**TASK INPUTS:**

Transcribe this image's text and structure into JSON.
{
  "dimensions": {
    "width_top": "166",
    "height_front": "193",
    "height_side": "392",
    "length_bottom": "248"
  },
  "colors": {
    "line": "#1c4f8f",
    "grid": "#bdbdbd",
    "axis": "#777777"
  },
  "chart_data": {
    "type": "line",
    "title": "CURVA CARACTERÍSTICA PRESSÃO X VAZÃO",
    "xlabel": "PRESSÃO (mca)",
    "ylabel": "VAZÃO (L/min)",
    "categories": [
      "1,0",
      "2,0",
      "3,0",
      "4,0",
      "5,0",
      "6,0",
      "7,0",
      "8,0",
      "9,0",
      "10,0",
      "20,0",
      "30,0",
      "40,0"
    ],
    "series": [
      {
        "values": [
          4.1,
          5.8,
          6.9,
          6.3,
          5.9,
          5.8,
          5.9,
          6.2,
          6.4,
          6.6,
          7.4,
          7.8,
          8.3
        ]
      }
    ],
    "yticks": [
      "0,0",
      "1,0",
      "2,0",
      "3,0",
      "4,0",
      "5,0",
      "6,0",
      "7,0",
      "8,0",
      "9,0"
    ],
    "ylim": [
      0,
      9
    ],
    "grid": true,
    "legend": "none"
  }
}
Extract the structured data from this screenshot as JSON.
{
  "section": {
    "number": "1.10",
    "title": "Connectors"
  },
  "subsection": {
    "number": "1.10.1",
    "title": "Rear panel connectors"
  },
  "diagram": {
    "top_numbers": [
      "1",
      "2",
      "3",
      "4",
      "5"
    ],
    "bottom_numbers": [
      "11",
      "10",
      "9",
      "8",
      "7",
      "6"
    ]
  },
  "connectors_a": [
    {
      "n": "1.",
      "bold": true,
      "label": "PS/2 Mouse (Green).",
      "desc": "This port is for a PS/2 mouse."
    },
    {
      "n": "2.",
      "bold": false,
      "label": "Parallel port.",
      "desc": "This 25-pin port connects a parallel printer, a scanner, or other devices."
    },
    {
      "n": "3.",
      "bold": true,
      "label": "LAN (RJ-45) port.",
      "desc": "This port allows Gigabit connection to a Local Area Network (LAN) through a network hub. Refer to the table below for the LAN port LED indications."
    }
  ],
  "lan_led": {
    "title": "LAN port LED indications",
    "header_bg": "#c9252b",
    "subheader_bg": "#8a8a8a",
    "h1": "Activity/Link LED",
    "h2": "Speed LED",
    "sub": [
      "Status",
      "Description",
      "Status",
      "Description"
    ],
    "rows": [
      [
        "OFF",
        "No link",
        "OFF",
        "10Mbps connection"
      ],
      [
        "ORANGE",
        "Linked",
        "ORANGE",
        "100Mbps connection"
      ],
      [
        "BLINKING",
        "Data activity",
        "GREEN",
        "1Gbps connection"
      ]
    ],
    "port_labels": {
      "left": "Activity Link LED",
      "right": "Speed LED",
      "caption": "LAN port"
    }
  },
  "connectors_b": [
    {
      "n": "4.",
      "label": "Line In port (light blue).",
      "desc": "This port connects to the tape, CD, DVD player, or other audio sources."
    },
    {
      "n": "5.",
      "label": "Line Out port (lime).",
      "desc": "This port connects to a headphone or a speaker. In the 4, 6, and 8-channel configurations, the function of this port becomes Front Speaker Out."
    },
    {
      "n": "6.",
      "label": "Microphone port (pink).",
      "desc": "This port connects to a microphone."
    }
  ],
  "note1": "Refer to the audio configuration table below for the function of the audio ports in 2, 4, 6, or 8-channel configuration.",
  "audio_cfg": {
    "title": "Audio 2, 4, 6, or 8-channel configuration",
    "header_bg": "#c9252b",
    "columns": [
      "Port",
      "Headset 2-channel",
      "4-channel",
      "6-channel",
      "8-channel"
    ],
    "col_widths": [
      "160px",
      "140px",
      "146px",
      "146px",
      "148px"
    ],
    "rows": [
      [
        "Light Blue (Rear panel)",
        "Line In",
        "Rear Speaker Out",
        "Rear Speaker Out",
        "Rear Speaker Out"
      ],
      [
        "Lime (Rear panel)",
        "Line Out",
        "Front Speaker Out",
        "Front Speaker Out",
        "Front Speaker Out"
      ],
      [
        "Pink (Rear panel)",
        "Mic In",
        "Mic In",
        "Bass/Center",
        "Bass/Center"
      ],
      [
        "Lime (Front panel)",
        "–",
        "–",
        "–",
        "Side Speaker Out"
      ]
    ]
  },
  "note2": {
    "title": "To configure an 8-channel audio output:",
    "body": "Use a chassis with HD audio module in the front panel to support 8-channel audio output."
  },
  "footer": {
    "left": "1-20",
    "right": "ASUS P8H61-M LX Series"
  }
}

**WORK REQUIRED:** Read through the entries and copy every line that includes "JSON".

**TASK RESULT:**
Transcribe this image's text and structure into JSON.
Extract the structured data from this screenshot as JSON.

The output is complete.